◆ MATERIAL SUPPLIED ◆
================================

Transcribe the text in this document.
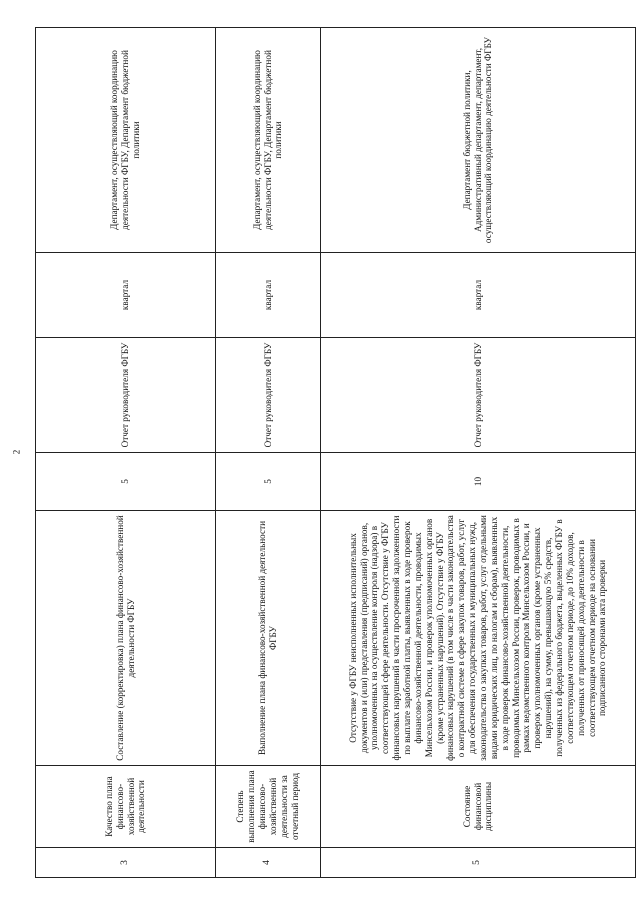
2
3	Качество плана финансово-хозяйственной деятельности	Составление (корректировка) плана финансово-хозяйственной деятельности ФГБУ	5	Отчет руководителя ФГБУ	квартал	Департамент, осуществляющий координацию деятельности ФГБУ, Департамент бюджетной политики
4	Степень выполнения плана финансово-хозяйственной деятельности за отчетный период	Выполнение плана финансово-хозяйственной деятельности ФГБУ	5	Отчет руководителя ФГБУ	квартал	Департамент, осуществляющий координацию деятельности ФГБУ, Департамент бюджетной политики
5	Состояние финансовой дисциплины	Отсутствие у ФГБУ неисполненных исполнительных документов и (или) представления (предписаний) органов, уполномоченных на осуществление контроля (надзора) в соответствующей сфере деятельности. Отсутствие у ФГБУ финансовых нарушений в части просроченной задолженности по выплате заработной платы, выявленных в ходе проверок финансово-хозяйственной деятельности, проводимых Минсельхозом России, и проверок уполномоченных органов (кроме устраненных нарушений). Отсутствие у ФГБУ финансовых нарушений (в том числе в части законодательства о контрактной системе в сфере закупок товаров, работ, услуг для обеспечения государственных и муниципальных нужд, законодательства о закупках товаров, работ, услуг отдельными видами юридических лиц, по налогам и сборам), выявленных в ходе проверок финансово-хозяйственной деятельности, проводимых Минсельхозом России, проверок, проводимых в рамках ведомственного контроля Минсельхозом России, и проверок уполномоченных органов (кроме устраненных нарушений), на сумму, превышающую 5% средств, полученных из федерального бюджета, выделенных ФГБУ в соответствующем отчетном периоде, до 10% доходов, полученных от приносящей доход деятельности в соответствующем отчетном периоде на основании подписанного сторонами акта проверки	10	Отчет руководителя ФГБУ	квартал	Департамент бюджетной политики, Административный департамент, департамент, осуществляющий координацию деятельности ФГБУ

================================

◆ WHAT YOU SHOULD DO ◆
Reproduce every line of the listing above in which the string "бюджетной" appears.

◆ RIGHT ANSWER ◆
3	Качество плана финансово-хозяйственной деятельности	Составление (корректировка) плана финансово-хозяйственной деятельности ФГБУ	5	Отчет руководителя ФГБУ	квартал	Департамент, осуществляющий координацию деятельности ФГБУ, Департамент бюджетной политики
4	Степень выполнения плана финансово-хозяйственной деятельности за отчетный период	Выполнение плана финансово-хозяйственной деятельности ФГБУ	5	Отчет руководителя ФГБУ	квартал	Департамент, осуществляющий координацию деятельности ФГБУ, Департамент бюджетной политики
5	Состояние финансовой дисциплины	Отсутствие у ФГБУ неисполненных исполнительных документов и (или) представления (предписаний) органов, уполномоченных на осуществление контроля (надзора) в соответствующей сфере деятельности. Отсутствие у ФГБУ финансовых нарушений в части просроченной задолженности по выплате заработной платы, выявленных в ходе проверок финансово-хозяйственной деятельности, проводимых Минсельхозом России, и проверок уполномоченных органов (кроме устраненных нарушений). Отсутствие у ФГБУ финансовых нарушений (в том числе в части законодательства о контрактной системе в сфере закупок товаров, работ, услуг для обеспечения государственных и муниципальных нужд, законодательства о закупках товаров, работ, услуг отдельными видами юридических лиц, по налогам и сборам), выявленных в ходе проверок финансово-хозяйственной деятельности, проводимых Минсельхозом России, проверок, проводимых в рамках ведомственного контроля Минсельхозом России, и проверок уполномоченных органов (кроме устраненных нарушений), на сумму, превышающую 5% средств, полученных из федерального бюджета, выделенных ФГБУ в соответствующем отчетном периоде, до 10% доходов, полученных от приносящей доход деятельности в соответствующем отчетном периоде на основании подписанного сторонами акта проверки	10	Отчет руководителя ФГБУ	квартал	Департамент бюджетной политики, Административный департамент, департамент, осуществляющий координацию деятельности ФГБУ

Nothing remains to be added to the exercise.